# Work to do
Output the entries verbatim, including every line.

# Records for this task
..............................

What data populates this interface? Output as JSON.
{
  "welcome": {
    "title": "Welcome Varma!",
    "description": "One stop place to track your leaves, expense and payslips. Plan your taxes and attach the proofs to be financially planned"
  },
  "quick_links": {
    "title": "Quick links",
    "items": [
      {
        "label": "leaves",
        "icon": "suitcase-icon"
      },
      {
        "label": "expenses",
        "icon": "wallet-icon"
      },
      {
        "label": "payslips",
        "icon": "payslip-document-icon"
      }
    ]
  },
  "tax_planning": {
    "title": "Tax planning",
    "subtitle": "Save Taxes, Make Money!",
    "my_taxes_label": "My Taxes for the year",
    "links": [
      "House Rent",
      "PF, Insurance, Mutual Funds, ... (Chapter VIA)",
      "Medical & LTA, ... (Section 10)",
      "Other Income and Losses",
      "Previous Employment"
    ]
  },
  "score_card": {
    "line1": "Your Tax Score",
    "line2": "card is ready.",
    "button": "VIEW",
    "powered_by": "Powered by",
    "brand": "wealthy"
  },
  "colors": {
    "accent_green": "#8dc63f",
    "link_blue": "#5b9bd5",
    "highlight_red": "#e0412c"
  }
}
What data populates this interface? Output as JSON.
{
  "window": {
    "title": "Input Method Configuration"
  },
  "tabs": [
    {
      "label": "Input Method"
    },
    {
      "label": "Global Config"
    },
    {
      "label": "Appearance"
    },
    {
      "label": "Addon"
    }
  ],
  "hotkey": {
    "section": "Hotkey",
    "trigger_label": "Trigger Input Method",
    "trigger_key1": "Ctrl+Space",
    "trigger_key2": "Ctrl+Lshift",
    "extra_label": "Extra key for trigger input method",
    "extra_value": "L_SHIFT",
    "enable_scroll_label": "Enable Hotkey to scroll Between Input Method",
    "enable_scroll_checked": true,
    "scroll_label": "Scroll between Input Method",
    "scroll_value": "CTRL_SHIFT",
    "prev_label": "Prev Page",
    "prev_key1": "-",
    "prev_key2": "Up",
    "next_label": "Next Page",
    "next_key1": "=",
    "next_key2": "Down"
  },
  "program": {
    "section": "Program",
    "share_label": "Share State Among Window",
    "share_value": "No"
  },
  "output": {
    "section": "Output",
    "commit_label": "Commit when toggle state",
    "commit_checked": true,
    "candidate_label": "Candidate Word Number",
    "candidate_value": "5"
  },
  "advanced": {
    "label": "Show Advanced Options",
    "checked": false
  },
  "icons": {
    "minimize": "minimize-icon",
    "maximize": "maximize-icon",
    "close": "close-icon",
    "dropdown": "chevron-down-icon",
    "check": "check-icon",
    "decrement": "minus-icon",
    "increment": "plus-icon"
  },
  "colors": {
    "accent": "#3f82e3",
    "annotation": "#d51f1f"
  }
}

..............................

# Answer for the task
What data populates this interface? Output as JSON.
{
  "welcome": {
    "title": "Welcome Varma!",
    "description": "One stop place to track your leaves, expense and payslips. Plan your taxes and attach the proofs to be financially planned"
  },
  "quick_links": {
    "title": "Quick links",
    "items": [
      {
        "label": "leaves",
        "icon": "suitcase-icon"
      },
      {
        "label": "expenses",
        "icon": "wallet-icon"
      },
      {
        "label": "payslips",
        "icon": "payslip-document-icon"
      }
    ]
  },
  "tax_planning": {
    "title": "Tax planning",
    "subtitle": "Save Taxes, Make Money!",
    "my_taxes_label": "My Taxes for the year",
    "links": [
      "House Rent",
      "PF, Insurance, Mutual Funds, ... (Chapter VIA)",
      "Medical & LTA, ... (Section 10)",
      "Other Income and Losses",
      "Previous Employment"
    ]
  },
  "score_card": {
    "line1": "Your Tax Score",
    "line2": "card is ready.",
    "button": "VIEW",
    "powered_by": "Powered by",
    "brand": "wealthy"
  },
  "colors": {
    "accent_green": "#8dc63f",
    "link_blue": "#5b9bd5",
    "highlight_red": "#e0412c"
  }
}
What data populates this interface? Output as JSON.
{
  "window": {
    "title": "Input Method Configuration"
  },
  "tabs": [
    {
      "label": "Input Method"
    },
    {
      "label": "Global Config"
    },
    {
      "label": "Appearance"
    },
    {
      "label": "Addon"
    }
  ],
  "hotkey": {
    "section": "Hotkey",
    "trigger_label": "Trigger Input Method",
    "trigger_key1": "Ctrl+Space",
    "trigger_key2": "Ctrl+Lshift",
    "extra_label": "Extra key for trigger input method",
    "extra_value": "L_SHIFT",
    "enable_scroll_label": "Enable Hotkey to scroll Between Input Method",
    "enable_scroll_checked": true,
    "scroll_label": "Scroll between Input Method",
    "scroll_value": "CTRL_SHIFT",
    "prev_label": "Prev Page",
    "prev_key1": "-",
    "prev_key2": "Up",
    "next_label": "Next Page",
    "next_key1": "=",
    "next_key2": "Down"
  },
  "program": {
    "section": "Program",
    "share_label": "Share State Among Window",
    "share_value": "No"
  },
  "output": {
    "section": "Output",
    "commit_label": "Commit when toggle state",
    "commit_checked": true,
    "candidate_label": "Candidate Word Number",
    "candidate_value": "5"
  },
  "advanced": {
    "label": "Show Advanced Options",
    "checked": false
  },
  "icons": {
    "minimize": "minimize-icon",
    "maximize": "maximize-icon",
    "close": "close-icon",
    "dropdown": "chevron-down-icon",
    "check": "check-icon",
    "decrement": "minus-icon",
    "increment": "plus-icon"
  },
  "colors": {
    "accent": "#3f82e3",
    "annotation": "#d51f1f"
  }
}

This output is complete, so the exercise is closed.